• TEXT SHOWN
##############################

Highs in the Mid-Sixties, Volume 8 (subtitled The South) is a compilation album in the Highs in the Mid-Sixties series, featuring recordings that were released in the South excluding Texas (which is covered in 5 separate volumes).  Highs in the Mid-Sixties, Volume 22 is a later volume in the series that features bands from these Southern states.

Release data
This album was released in 1984 as an LP by AIP Records (as #AIP-10014).

Notes on the tracks
In their remarkable 30th year reunion album GONN with the Wind, the Iowa garage rock band GONN included a cover of "Found Love".

Track listing

Side 1

 Ravin' Blue: "Love" (A. Christopher, Jr./R. Bernard/L. Nix)
 Gunga Dins: "Rebecca Rodifer" (M. King/S. Staples)
 The Midknights: "Pain" (Jerry Wallace)
 Fly by Nites: "Found Love" (Fly-by-Nites)
 The Original Dukes: "Ain't About to Lose My Cool" (Hickman/Sonday/Best)

##############################

(Layout coordinate data)
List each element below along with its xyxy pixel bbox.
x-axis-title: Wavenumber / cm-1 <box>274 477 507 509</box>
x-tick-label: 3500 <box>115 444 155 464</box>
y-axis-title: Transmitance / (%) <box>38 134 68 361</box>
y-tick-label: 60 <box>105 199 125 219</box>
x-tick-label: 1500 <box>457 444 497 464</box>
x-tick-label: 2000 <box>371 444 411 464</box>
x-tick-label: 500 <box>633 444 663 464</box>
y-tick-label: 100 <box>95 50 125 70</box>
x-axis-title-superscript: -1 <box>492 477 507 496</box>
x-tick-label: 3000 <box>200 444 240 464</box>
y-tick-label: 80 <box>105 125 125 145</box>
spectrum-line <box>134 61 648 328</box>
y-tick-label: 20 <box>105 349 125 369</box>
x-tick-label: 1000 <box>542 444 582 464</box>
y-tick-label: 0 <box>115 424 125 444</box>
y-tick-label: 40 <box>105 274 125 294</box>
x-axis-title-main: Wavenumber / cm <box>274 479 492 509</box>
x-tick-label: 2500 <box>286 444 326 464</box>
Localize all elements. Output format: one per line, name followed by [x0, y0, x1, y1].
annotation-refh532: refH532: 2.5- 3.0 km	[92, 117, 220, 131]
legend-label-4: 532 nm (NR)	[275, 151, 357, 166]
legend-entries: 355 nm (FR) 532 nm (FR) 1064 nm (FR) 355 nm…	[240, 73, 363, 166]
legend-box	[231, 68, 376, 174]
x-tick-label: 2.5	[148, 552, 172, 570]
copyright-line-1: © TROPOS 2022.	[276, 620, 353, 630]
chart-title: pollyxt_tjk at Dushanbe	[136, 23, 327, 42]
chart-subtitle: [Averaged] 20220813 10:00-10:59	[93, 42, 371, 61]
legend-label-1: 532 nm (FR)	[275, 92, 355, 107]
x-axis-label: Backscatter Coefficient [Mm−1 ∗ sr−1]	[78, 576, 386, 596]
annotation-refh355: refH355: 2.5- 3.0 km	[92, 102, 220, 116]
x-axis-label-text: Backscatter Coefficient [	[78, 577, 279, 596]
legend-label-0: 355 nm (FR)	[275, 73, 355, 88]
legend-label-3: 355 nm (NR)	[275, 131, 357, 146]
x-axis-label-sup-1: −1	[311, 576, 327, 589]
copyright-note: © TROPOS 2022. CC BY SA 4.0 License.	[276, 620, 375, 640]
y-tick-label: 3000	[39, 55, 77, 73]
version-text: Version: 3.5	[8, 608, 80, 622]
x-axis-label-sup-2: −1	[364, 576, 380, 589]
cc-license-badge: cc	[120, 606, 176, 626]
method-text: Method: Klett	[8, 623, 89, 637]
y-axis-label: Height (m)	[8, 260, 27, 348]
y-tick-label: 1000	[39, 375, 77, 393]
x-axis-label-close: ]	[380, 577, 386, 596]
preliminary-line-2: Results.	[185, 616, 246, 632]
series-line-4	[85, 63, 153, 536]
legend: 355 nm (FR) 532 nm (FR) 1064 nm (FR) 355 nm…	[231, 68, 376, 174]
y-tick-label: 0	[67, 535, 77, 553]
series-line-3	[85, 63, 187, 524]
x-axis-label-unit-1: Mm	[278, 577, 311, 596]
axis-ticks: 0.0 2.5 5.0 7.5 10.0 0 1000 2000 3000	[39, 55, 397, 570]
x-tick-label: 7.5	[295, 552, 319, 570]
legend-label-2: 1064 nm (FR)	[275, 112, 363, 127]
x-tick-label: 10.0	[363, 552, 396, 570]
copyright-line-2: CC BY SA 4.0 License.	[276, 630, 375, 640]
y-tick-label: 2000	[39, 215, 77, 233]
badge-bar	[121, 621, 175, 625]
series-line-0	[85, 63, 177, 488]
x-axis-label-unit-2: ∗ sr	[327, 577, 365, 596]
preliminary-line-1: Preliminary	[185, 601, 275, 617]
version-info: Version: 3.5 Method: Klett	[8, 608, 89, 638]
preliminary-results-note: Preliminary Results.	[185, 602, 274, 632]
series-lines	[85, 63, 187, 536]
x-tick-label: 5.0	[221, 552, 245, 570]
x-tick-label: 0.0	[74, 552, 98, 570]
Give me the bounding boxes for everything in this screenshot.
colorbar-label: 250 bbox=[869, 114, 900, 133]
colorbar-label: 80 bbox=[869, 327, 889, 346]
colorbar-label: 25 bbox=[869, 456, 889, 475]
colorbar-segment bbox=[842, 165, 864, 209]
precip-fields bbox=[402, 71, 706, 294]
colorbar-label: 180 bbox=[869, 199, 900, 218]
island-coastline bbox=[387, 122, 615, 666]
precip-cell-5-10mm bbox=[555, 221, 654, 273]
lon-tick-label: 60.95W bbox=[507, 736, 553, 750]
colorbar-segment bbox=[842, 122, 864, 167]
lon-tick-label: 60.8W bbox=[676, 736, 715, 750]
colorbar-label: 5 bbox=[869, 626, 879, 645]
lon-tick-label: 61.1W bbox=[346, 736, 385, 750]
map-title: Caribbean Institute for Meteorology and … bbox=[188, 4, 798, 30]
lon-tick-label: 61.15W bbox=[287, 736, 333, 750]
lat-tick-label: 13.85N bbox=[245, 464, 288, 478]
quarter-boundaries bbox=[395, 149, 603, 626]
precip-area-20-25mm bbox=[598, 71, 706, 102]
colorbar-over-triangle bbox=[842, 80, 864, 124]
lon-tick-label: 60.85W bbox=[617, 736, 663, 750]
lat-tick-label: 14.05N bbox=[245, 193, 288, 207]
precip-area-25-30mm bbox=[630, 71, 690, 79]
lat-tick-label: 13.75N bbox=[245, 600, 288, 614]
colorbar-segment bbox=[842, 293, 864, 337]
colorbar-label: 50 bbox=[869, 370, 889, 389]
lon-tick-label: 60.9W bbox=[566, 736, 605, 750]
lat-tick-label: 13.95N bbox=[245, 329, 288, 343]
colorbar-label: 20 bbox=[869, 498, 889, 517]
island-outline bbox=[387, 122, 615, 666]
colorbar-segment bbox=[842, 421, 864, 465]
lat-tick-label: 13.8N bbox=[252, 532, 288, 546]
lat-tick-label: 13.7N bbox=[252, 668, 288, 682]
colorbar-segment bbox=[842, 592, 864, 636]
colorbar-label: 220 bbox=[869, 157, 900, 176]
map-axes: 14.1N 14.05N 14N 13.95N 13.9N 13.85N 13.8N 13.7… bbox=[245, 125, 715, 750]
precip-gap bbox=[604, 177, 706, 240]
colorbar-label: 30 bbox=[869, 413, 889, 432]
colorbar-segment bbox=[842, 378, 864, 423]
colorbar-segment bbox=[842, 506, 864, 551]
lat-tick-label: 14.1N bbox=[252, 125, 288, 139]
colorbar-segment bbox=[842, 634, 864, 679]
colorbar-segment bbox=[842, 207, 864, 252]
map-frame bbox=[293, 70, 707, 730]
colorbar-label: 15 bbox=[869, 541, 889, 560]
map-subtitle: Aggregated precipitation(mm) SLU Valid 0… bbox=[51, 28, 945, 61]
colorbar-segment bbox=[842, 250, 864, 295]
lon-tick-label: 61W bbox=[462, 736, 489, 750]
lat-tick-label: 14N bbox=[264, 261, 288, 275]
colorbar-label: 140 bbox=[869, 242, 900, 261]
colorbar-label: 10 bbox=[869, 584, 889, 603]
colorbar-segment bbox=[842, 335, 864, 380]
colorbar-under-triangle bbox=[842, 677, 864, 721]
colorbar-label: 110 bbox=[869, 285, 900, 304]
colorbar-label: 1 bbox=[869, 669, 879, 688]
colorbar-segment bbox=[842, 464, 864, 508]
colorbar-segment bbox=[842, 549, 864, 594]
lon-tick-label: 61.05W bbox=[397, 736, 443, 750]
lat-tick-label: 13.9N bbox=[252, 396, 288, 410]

##############################

• EXERCISE
Repeat the passage of the album article starting at "Highs in the Mid-Sixties, Volume 8" and ending at "(M. King/S. Staples)". The rows are separate material, unrelated to the album article.

• SOLUTION TO THIS PROBLEM
Highs in the Mid-Sixties, Volume 8 (subtitled The South) is a compilation album in the Highs in the Mid-Sixties series, featuring recordings that were released in the South excluding Texas (which is covered in 5 separate volumes).  Highs in the Mid-Sixties, Volume 22 is a later volume in the series that features bands from these Southern states.

Release data
This album was released in 1984 as an LP by AIP Records (as #AIP-10014).

Notes on the tracks
In their remarkable 30th year reunion album GONN with the Wind, the Iowa garage rock band GONN included a cover of "Found Love".

Track listing

Side 1

 Ravin' Blue: "Love" (A. Christopher, Jr./R. Bernard/L. Nix)
 Gunga Dins: "Rebecca Rodifer" (M. King/S. Staples)